■ To do ■
If a picture appears in the records, leave it out and transcribe the rest exactly.

Entries of transcribed document text:
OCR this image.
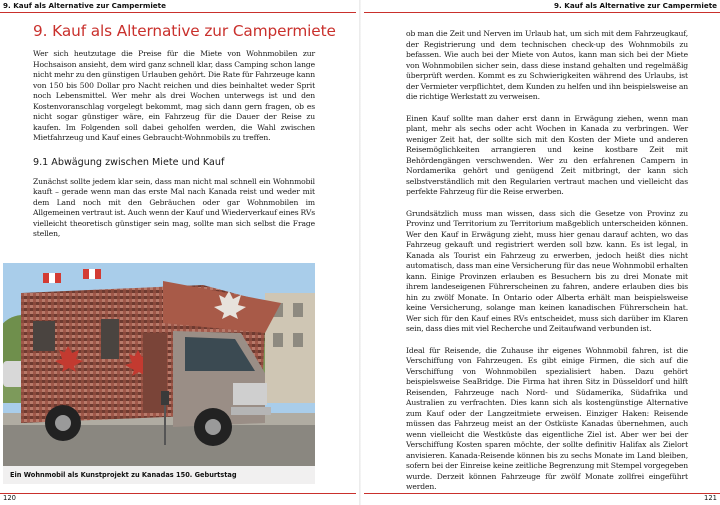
9. Kauf als Alternative zur Campermiete	9. Kauf als Alternative zur Campermiete
9. Kauf als Alternative zur Campermiete

Wer sich heutzutage die Preise für die Miete von Wohnmobilen zur Hochsaison ansieht, dem wird ganz schnell klar, dass Camping schon lange nicht mehr zu den günstigen Urlauben gehört. Die Rate für Fahrzeuge kann von 150 bis 500 Dollar pro Nacht reichen und dies beinhaltet weder Sprit noch Lebensmittel. Wer mehr als drei Wochen unterwegs ist und den Kostenvoranschlag vorgelegt bekommt, mag sich dann gern fragen, ob es nicht sogar günstiger wäre, ein Fahrzeug für die Dauer der Reise zu kaufen. Im Folgenden soll dabei geholfen werden, die Wahl zwischen Mietfahrzeug und Kauf eines Gebraucht-Wohnmobils zu treffen.

9.1 Abwägung zwischen Miete und Kauf

Zunächst sollte jedem klar sein, dass man nicht mal schnell ein Wohnmobil kauft – gerade wenn man das erste Mal nach Kanada reist und weder mit dem Land noch mit den Gebräuchen oder gar Wohnmobilen im Allgemeinen vertraut ist. Auch wenn der Kauf und Wiederverkauf eines RVs vielleicht theoretisch günstiger sein mag, sollte man sich selbst die Frage stellen,

Ein Wohnmobil als Kunstprojekt zu Kanadas 150. Geburtstag
120

ob man die Zeit und Nerven im Urlaub hat, um sich mit dem Fahrzeugkauf, der Registrierung und dem technischen check-up des Wohnmobils zu befassen. Wie auch bei der Miete von Autos, kann man sich bei der Miete von Wohnmobilen sicher sein, dass diese instand gehalten und regelmäßig überprüft werden. Kommt es zu Schwierigkeiten während des Urlaubs, ist der Vermieter verpflichtet, dem Kunden zu helfen und ihn beispielsweise an die richtige Werkstatt zu verweisen.

Einen Kauf sollte man daher erst dann in Erwägung ziehen, wenn man plant, mehr als sechs oder acht Wochen in Kanada zu verbringen. Wer weniger Zeit hat, der sollte sich mit den Kosten der Miete und anderen Reisemöglichkeiten arrangieren und keine kostbare Zeit mit Behördengängen verschwenden. Wer zu den erfahrenen Campern in Nordamerika gehört und genügend Zeit mitbringt, der kann sich selbstverständlich mit den Regularien vertraut machen und vielleicht das perfekte Fahrzeug für die Reise erwerben.

Grundsätzlich muss man wissen, dass sich die Gesetze von Provinz zu Provinz und Territorium zu Territorium maßgeblich unterscheiden können. Wer den Kauf in Erwägung zieht, muss hier genau darauf achten, wo das Fahrzeug gekauft und registriert werden soll bzw. kann. Es ist legal, in Kanada als Tourist ein Fahrzeug zu erwerben, jedoch heißt dies nicht automatisch, dass man eine Versicherung für das neue Wohnmobil erhalten kann. Einige Provinzen erlauben es Besuchern bis zu drei Monate mit ihrem landeseigenen Führerscheinen zu fahren, andere erlauben dies bis hin zu zwölf Monate. In Ontario oder Alberta erhält man beispielsweise keine Versicherung, solange man keinen kanadischen Führerschein hat. Wer sich für den Kauf eines RVs entscheidet, muss sich darüber im Klaren sein, dass dies mit viel Recherche und Zeitaufwand verbunden ist.

Ideal für Reisende, die Zuhause ihr eigenes Wohnmobil fahren, ist die Verschiffung von Fahrzeugen. Es gibt einige Firmen, die sich auf die Verschiffung von Wohnmobilen spezialisiert haben. Dazu gehört beispielsweise SeaBridge. Die Firma hat ihren Sitz in Düsseldorf und hilft Reisenden, Fahrzeuge nach Nord- und Südamerika, Südafrika und Australien zu verfrachten. Dies kann sich als kostengünstige Alternative zum Kauf oder der Langzeitmiete erweisen. Einziger Haken: Reisende müssen das Fahrzeug meist an der Ostküste Kanadas übernehmen, auch wenn vielleicht die Westküste das eigentliche Ziel ist. Aber wer bei der Verschiffung Kosten sparen möchte, der sollte definitiv Halifax als Zielort anvisieren. Kanada-Reisende können bis zu sechs Monate im Land bleiben, sofern bei der Einreise keine zeitliche Begrenzung mit Stempel vorgegeben wurde. Derzeit können Fahrzeuge für zwölf Monate zollfrei eingeführt werden.

121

■ Task answer ■
OCR this image.
9. Kauf als Alternative zur Campermiete	9. Kauf als Alternative zur Campermiete
9. Kauf als Alternative zur Campermiete

Wer sich heutzutage die Preise für die Miete von Wohnmobilen zur Hochsaison ansieht, dem wird ganz schnell klar, dass Camping schon lange nicht mehr zu den günstigen Urlauben gehört. Die Rate für Fahrzeuge kann von 150 bis 500 Dollar pro Nacht reichen und dies beinhaltet weder Sprit noch Lebensmittel. Wer mehr als drei Wochen unterwegs ist und den Kostenvoranschlag vorgelegt bekommt, mag sich dann gern fragen, ob es nicht sogar günstiger wäre, ein Fahrzeug für die Dauer der Reise zu kaufen. Im Folgenden soll dabei geholfen werden, die Wahl zwischen Mietfahrzeug und Kauf eines Gebraucht-Wohnmobils zu treffen.

9.1 Abwägung zwischen Miete und Kauf

Zunächst sollte jedem klar sein, dass man nicht mal schnell ein Wohnmobil kauft – gerade wenn man das erste Mal nach Kanada reist und weder mit dem Land noch mit den Gebräuchen oder gar Wohnmobilen im Allgemeinen vertraut ist. Auch wenn der Kauf und Wiederverkauf eines RVs vielleicht theoretisch günstiger sein mag, sollte man sich selbst die Frage stellen,

Ein Wohnmobil als Kunstprojekt zu Kanadas 150. Geburtstag
120

ob man die Zeit und Nerven im Urlaub hat, um sich mit dem Fahrzeugkauf, der Registrierung und dem technischen check-up des Wohnmobils zu befassen. Wie auch bei der Miete von Autos, kann man sich bei der Miete von Wohnmobilen sicher sein, dass diese instand gehalten und regelmäßig überprüft werden. Kommt es zu Schwierigkeiten während des Urlaubs, ist der Vermieter verpflichtet, dem Kunden zu helfen und ihn beispielsweise an die richtige Werkstatt zu verweisen.

Einen Kauf sollte man daher erst dann in Erwägung ziehen, wenn man plant, mehr als sechs oder acht Wochen in Kanada zu verbringen. Wer weniger Zeit hat, der sollte sich mit den Kosten der Miete und anderen Reisemöglichkeiten arrangieren und keine kostbare Zeit mit Behördengängen verschwenden. Wer zu den erfahrenen Campern in Nordamerika gehört und genügend Zeit mitbringt, der kann sich selbstverständlich mit den Regularien vertraut machen und vielleicht das perfekte Fahrzeug für die Reise erwerben.

Grundsätzlich muss man wissen, dass sich die Gesetze von Provinz zu Provinz und Territorium zu Territorium maßgeblich unterscheiden können. Wer den Kauf in Erwägung zieht, muss hier genau darauf achten, wo das Fahrzeug gekauft und registriert werden soll bzw. kann. Es ist legal, in Kanada als Tourist ein Fahrzeug zu erwerben, jedoch heißt dies nicht automatisch, dass man eine Versicherung für das neue Wohnmobil erhalten kann. Einige Provinzen erlauben es Besuchern bis zu drei Monate mit ihrem landeseigenen Führerscheinen zu fahren, andere erlauben dies bis hin zu zwölf Monate. In Ontario oder Alberta erhält man beispielsweise keine Versicherung, solange man keinen kanadischen Führerschein hat. Wer sich für den Kauf eines RVs entscheidet, muss sich darüber im Klaren sein, dass dies mit viel Recherche und Zeitaufwand verbunden ist.

Ideal für Reisende, die Zuhause ihr eigenes Wohnmobil fahren, ist die Verschiffung von Fahrzeugen. Es gibt einige Firmen, die sich auf die Verschiffung von Wohnmobilen spezialisiert haben. Dazu gehört beispielsweise SeaBridge. Die Firma hat ihren Sitz in Düsseldorf und hilft Reisenden, Fahrzeuge nach Nord- und Südamerika, Südafrika und Australien zu verfrachten. Dies kann sich als kostengünstige Alternative zum Kauf oder der Langzeitmiete erweisen. Einziger Haken: Reisende müssen das Fahrzeug meist an der Ostküste Kanadas übernehmen, auch wenn vielleicht die Westküste das eigentliche Ziel ist. Aber wer bei der Verschiffung Kosten sparen möchte, der sollte definitiv Halifax als Zielort anvisieren. Kanada-Reisende können bis zu sechs Monate im Land bleiben, sofern bei der Einreise keine zeitliche Begrenzung mit Stempel vorgegeben wurde. Derzeit können Fahrzeuge für zwölf Monate zollfrei eingeführt werden.

121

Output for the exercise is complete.